WHAT THIS TASK INVOLVES: The listing below should be written out exactly; please include all of it.

DATASET:
____

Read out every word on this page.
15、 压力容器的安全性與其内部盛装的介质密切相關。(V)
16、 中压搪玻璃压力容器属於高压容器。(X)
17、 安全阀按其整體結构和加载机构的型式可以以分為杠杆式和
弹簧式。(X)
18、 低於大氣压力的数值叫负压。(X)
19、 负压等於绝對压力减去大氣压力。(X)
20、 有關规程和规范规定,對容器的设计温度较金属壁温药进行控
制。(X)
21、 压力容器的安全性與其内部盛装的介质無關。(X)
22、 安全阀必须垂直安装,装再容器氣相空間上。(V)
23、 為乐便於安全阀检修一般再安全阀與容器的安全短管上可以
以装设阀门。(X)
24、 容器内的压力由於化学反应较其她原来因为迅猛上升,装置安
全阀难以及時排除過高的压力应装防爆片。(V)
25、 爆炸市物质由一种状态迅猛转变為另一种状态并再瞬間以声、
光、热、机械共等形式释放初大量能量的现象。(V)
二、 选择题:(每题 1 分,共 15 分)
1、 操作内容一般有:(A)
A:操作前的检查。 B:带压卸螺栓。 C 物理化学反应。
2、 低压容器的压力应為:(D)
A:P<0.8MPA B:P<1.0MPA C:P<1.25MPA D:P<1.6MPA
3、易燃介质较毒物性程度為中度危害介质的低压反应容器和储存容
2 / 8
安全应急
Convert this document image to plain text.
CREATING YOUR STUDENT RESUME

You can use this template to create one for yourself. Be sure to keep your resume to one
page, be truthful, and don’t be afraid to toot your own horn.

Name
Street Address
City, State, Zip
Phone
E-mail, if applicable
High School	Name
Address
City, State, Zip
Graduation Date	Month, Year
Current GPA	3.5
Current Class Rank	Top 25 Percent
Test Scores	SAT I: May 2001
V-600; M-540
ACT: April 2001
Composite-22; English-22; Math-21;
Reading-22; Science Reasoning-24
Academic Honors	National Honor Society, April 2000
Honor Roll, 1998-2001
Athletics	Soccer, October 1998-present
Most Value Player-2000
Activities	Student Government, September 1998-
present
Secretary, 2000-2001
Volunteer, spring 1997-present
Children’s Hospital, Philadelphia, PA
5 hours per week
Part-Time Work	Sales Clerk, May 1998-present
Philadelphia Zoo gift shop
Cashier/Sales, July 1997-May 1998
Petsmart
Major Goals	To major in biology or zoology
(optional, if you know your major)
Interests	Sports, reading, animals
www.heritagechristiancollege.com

____

EXERCISE ANSWER:
Read out every word on this page.
15、 压力容器的安全性與其内部盛装的介质密切相關。(V)
16、 中压搪玻璃压力容器属於高压容器。(X)
17、 安全阀按其整體結构和加载机构的型式可以以分為杠杆式和
弹簧式。(X)
18、 低於大氣压力的数值叫负压。(X)
19、 负压等於绝對压力减去大氣压力。(X)
20、 有關规程和规范规定,對容器的设计温度较金属壁温药进行控
制。(X)
21、 压力容器的安全性與其内部盛装的介质無關。(X)
22、 安全阀必须垂直安装,装再容器氣相空間上。(V)
23、 為乐便於安全阀检修一般再安全阀與容器的安全短管上可以
以装设阀门。(X)
24、 容器内的压力由於化学反应较其她原来因为迅猛上升,装置安
全阀难以及時排除過高的压力应装防爆片。(V)
25、 爆炸市物质由一种状态迅猛转变為另一种状态并再瞬間以声、
光、热、机械共等形式释放初大量能量的现象。(V)
二、 选择题:(每题 1 分,共 15 分)
1、 操作内容一般有:(A)
A:操作前的检查。 B:带压卸螺栓。 C 物理化学反应。
2、 低压容器的压力应為:(D)
A:P<0.8MPA B:P<1.0MPA C:P<1.25MPA D:P<1.6MPA
3、易燃介质较毒物性程度為中度危害介质的低压反应容器和储存容
2 / 8
安全应急
Convert this document image to plain text.
CREATING YOUR STUDENT RESUME

You can use this template to create one for yourself. Be sure to keep your resume to one
page, be truthful, and don’t be afraid to toot your own horn.

Name
Street Address
City, State, Zip
Phone
E-mail, if applicable
High School	Name
Address
City, State, Zip
Graduation Date	Month, Year
Current GPA	3.5
Current Class Rank	Top 25 Percent
Test Scores	SAT I: May 2001
V-600; M-540
ACT: April 2001
Composite-22; English-22; Math-21;
Reading-22; Science Reasoning-24
Academic Honors	National Honor Society, April 2000
Honor Roll, 1998-2001
Athletics	Soccer, October 1998-present
Most Value Player-2000
Activities	Student Government, September 1998-
present
Secretary, 2000-2001
Volunteer, spring 1997-present
Children’s Hospital, Philadelphia, PA
5 hours per week
Part-Time Work	Sales Clerk, May 1998-present
Philadelphia Zoo gift shop
Cashier/Sales, July 1997-May 1998
Petsmart
Major Goals	To major in biology or zoology
(optional, if you know your major)
Interests	Sports, reading, animals
www.heritagechristiancollege.com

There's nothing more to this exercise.